# TASK DESCRIPTION:
Every entry needs to be reproduced exactly.

(Dataset records)
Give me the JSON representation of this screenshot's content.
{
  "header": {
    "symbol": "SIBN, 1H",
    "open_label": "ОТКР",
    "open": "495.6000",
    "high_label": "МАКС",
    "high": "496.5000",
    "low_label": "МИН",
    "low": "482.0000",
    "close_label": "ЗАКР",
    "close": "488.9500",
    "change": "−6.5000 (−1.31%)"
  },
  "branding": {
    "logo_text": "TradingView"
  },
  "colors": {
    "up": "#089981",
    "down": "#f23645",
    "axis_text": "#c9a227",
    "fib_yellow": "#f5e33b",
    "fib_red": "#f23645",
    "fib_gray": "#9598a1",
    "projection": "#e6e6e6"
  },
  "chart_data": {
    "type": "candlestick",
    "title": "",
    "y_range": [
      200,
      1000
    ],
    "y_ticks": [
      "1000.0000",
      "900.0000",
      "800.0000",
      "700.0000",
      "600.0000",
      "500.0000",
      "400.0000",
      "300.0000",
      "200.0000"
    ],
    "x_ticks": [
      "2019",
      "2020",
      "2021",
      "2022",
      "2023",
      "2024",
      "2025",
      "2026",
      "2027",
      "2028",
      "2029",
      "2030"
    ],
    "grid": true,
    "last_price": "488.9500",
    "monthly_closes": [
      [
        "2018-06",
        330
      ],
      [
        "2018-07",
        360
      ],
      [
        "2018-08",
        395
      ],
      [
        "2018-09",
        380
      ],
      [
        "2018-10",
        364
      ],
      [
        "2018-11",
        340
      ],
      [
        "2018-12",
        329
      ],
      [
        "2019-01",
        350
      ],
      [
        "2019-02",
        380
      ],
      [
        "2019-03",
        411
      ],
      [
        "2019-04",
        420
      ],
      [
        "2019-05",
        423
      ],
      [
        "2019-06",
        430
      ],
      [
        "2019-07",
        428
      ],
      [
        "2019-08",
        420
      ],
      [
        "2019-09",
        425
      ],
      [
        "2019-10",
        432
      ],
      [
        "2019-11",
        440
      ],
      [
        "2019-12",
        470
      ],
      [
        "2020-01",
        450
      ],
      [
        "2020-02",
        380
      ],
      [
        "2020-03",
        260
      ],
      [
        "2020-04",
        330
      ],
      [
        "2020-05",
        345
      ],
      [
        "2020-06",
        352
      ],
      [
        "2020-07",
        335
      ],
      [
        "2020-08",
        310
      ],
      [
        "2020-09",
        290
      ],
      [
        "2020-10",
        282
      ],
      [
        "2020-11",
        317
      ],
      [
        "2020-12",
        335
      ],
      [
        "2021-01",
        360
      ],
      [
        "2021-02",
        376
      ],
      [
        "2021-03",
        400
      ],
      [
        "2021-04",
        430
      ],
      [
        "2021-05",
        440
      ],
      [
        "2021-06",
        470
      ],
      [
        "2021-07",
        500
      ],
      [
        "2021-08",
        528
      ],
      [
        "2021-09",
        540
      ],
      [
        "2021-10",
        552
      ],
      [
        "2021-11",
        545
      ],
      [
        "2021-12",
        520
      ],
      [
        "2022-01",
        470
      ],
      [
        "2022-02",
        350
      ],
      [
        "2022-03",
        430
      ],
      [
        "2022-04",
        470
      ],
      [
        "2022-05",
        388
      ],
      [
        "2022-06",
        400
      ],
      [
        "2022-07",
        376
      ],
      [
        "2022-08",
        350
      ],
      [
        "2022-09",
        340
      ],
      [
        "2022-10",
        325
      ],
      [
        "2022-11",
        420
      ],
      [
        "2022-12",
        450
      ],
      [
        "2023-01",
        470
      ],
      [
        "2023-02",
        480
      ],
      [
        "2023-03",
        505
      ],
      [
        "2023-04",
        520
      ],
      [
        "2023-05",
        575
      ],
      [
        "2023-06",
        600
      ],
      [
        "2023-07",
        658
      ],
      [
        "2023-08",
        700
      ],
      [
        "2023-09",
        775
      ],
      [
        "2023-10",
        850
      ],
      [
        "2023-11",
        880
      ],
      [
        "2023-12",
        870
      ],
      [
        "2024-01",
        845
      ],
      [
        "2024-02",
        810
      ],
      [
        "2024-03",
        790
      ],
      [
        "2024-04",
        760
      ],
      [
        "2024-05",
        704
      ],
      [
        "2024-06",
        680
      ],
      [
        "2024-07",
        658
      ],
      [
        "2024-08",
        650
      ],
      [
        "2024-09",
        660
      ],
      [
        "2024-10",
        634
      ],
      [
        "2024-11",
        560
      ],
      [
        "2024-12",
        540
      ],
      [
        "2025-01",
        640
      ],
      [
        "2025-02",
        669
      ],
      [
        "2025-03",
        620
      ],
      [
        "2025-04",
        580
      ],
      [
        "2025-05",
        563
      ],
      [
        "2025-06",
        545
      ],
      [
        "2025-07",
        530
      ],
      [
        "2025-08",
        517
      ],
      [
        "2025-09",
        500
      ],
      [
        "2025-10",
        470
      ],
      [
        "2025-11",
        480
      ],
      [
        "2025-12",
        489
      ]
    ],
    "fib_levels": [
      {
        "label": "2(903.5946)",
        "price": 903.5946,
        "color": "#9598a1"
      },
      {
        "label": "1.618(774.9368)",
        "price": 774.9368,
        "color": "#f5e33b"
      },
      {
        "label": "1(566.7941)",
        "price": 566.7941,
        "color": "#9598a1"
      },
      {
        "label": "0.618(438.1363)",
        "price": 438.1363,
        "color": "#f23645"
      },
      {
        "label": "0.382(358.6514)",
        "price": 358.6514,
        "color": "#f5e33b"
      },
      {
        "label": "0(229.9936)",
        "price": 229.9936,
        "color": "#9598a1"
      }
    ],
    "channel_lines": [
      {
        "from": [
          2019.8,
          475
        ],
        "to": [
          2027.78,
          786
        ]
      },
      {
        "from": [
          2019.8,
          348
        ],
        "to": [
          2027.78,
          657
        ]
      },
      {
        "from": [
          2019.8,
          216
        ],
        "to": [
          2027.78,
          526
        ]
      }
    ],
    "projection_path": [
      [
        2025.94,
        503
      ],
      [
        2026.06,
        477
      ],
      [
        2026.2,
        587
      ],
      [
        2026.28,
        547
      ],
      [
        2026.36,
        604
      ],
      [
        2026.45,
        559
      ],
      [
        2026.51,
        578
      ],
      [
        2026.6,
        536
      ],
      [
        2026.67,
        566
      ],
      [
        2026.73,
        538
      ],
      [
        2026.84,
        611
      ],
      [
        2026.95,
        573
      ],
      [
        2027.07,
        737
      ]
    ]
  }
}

# ANSWER IN FULL:
Give me the JSON representation of this screenshot's content.
{
  "header": {
    "symbol": "SIBN, 1H",
    "open_label": "ОТКР",
    "open": "495.6000",
    "high_label": "МАКС",
    "high": "496.5000",
    "low_label": "МИН",
    "low": "482.0000",
    "close_label": "ЗАКР",
    "close": "488.9500",
    "change": "−6.5000 (−1.31%)"
  },
  "branding": {
    "logo_text": "TradingView"
  },
  "colors": {
    "up": "#089981",
    "down": "#f23645",
    "axis_text": "#c9a227",
    "fib_yellow": "#f5e33b",
    "fib_red": "#f23645",
    "fib_gray": "#9598a1",
    "projection": "#e6e6e6"
  },
  "chart_data": {
    "type": "candlestick",
    "title": "",
    "y_range": [
      200,
      1000
    ],
    "y_ticks": [
      "1000.0000",
      "900.0000",
      "800.0000",
      "700.0000",
      "600.0000",
      "500.0000",
      "400.0000",
      "300.0000",
      "200.0000"
    ],
    "x_ticks": [
      "2019",
      "2020",
      "2021",
      "2022",
      "2023",
      "2024",
      "2025",
      "2026",
      "2027",
      "2028",
      "2029",
      "2030"
    ],
    "grid": true,
    "last_price": "488.9500",
    "monthly_closes": [
      [
        "2018-06",
        330
      ],
      [
        "2018-07",
        360
      ],
      [
        "2018-08",
        395
      ],
      [
        "2018-09",
        380
      ],
      [
        "2018-10",
        364
      ],
      [
        "2018-11",
        340
      ],
      [
        "2018-12",
        329
      ],
      [
        "2019-01",
        350
      ],
      [
        "2019-02",
        380
      ],
      [
        "2019-03",
        411
      ],
      [
        "2019-04",
        420
      ],
      [
        "2019-05",
        423
      ],
      [
        "2019-06",
        430
      ],
      [
        "2019-07",
        428
      ],
      [
        "2019-08",
        420
      ],
      [
        "2019-09",
        425
      ],
      [
        "2019-10",
        432
      ],
      [
        "2019-11",
        440
      ],
      [
        "2019-12",
        470
      ],
      [
        "2020-01",
        450
      ],
      [
        "2020-02",
        380
      ],
      [
        "2020-03",
        260
      ],
      [
        "2020-04",
        330
      ],
      [
        "2020-05",
        345
      ],
      [
        "2020-06",
        352
      ],
      [
        "2020-07",
        335
      ],
      [
        "2020-08",
        310
      ],
      [
        "2020-09",
        290
      ],
      [
        "2020-10",
        282
      ],
      [
        "2020-11",
        317
      ],
      [
        "2020-12",
        335
      ],
      [
        "2021-01",
        360
      ],
      [
        "2021-02",
        376
      ],
      [
        "2021-03",
        400
      ],
      [
        "2021-04",
        430
      ],
      [
        "2021-05",
        440
      ],
      [
        "2021-06",
        470
      ],
      [
        "2021-07",
        500
      ],
      [
        "2021-08",
        528
      ],
      [
        "2021-09",
        540
      ],
      [
        "2021-10",
        552
      ],
      [
        "2021-11",
        545
      ],
      [
        "2021-12",
        520
      ],
      [
        "2022-01",
        470
      ],
      [
        "2022-02",
        350
      ],
      [
        "2022-03",
        430
      ],
      [
        "2022-04",
        470
      ],
      [
        "2022-05",
        388
      ],
      [
        "2022-06",
        400
      ],
      [
        "2022-07",
        376
      ],
      [
        "2022-08",
        350
      ],
      [
        "2022-09",
        340
      ],
      [
        "2022-10",
        325
      ],
      [
        "2022-11",
        420
      ],
      [
        "2022-12",
        450
      ],
      [
        "2023-01",
        470
      ],
      [
        "2023-02",
        480
      ],
      [
        "2023-03",
        505
      ],
      [
        "2023-04",
        520
      ],
      [
        "2023-05",
        575
      ],
      [
        "2023-06",
        600
      ],
      [
        "2023-07",
        658
      ],
      [
        "2023-08",
        700
      ],
      [
        "2023-09",
        775
      ],
      [
        "2023-10",
        850
      ],
      [
        "2023-11",
        880
      ],
      [
        "2023-12",
        870
      ],
      [
        "2024-01",
        845
      ],
      [
        "2024-02",
        810
      ],
      [
        "2024-03",
        790
      ],
      [
        "2024-04",
        760
      ],
      [
        "2024-05",
        704
      ],
      [
        "2024-06",
        680
      ],
      [
        "2024-07",
        658
      ],
      [
        "2024-08",
        650
      ],
      [
        "2024-09",
        660
      ],
      [
        "2024-10",
        634
      ],
      [
        "2024-11",
        560
      ],
      [
        "2024-12",
        540
      ],
      [
        "2025-01",
        640
      ],
      [
        "2025-02",
        669
      ],
      [
        "2025-03",
        620
      ],
      [
        "2025-04",
        580
      ],
      [
        "2025-05",
        563
      ],
      [
        "2025-06",
        545
      ],
      [
        "2025-07",
        530
      ],
      [
        "2025-08",
        517
      ],
      [
        "2025-09",
        500
      ],
      [
        "2025-10",
        470
      ],
      [
        "2025-11",
        480
      ],
      [
        "2025-12",
        489
      ]
    ],
    "fib_levels": [
      {
        "label": "2(903.5946)",
        "price": 903.5946,
        "color": "#9598a1"
      },
      {
        "label": "1.618(774.9368)",
        "price": 774.9368,
        "color": "#f5e33b"
      },
      {
        "label": "1(566.7941)",
        "price": 566.7941,
        "color": "#9598a1"
      },
      {
        "label": "0.618(438.1363)",
        "price": 438.1363,
        "color": "#f23645"
      },
      {
        "label": "0.382(358.6514)",
        "price": 358.6514,
        "color": "#f5e33b"
      },
      {
        "label": "0(229.9936)",
        "price": 229.9936,
        "color": "#9598a1"
      }
    ],
    "channel_lines": [
      {
        "from": [
          2019.8,
          475
        ],
        "to": [
          2027.78,
          786
        ]
      },
      {
        "from": [
          2019.8,
          348
        ],
        "to": [
          2027.78,
          657
        ]
      },
      {
        "from": [
          2019.8,
          216
        ],
        "to": [
          2027.78,
          526
        ]
      }
    ],
    "projection_path": [
      [
        2025.94,
        503
      ],
      [
        2026.06,
        477
      ],
      [
        2026.2,
        587
      ],
      [
        2026.28,
        547
      ],
      [
        2026.36,
        604
      ],
      [
        2026.45,
        559
      ],
      [
        2026.51,
        578
      ],
      [
        2026.6,
        536
      ],
      [
        2026.67,
        566
      ],
      [
        2026.73,
        538
      ],
      [
        2026.84,
        611
      ],
      [
        2026.95,
        573
      ],
      [
        2027.07,
        737
      ]
    ]
  }
}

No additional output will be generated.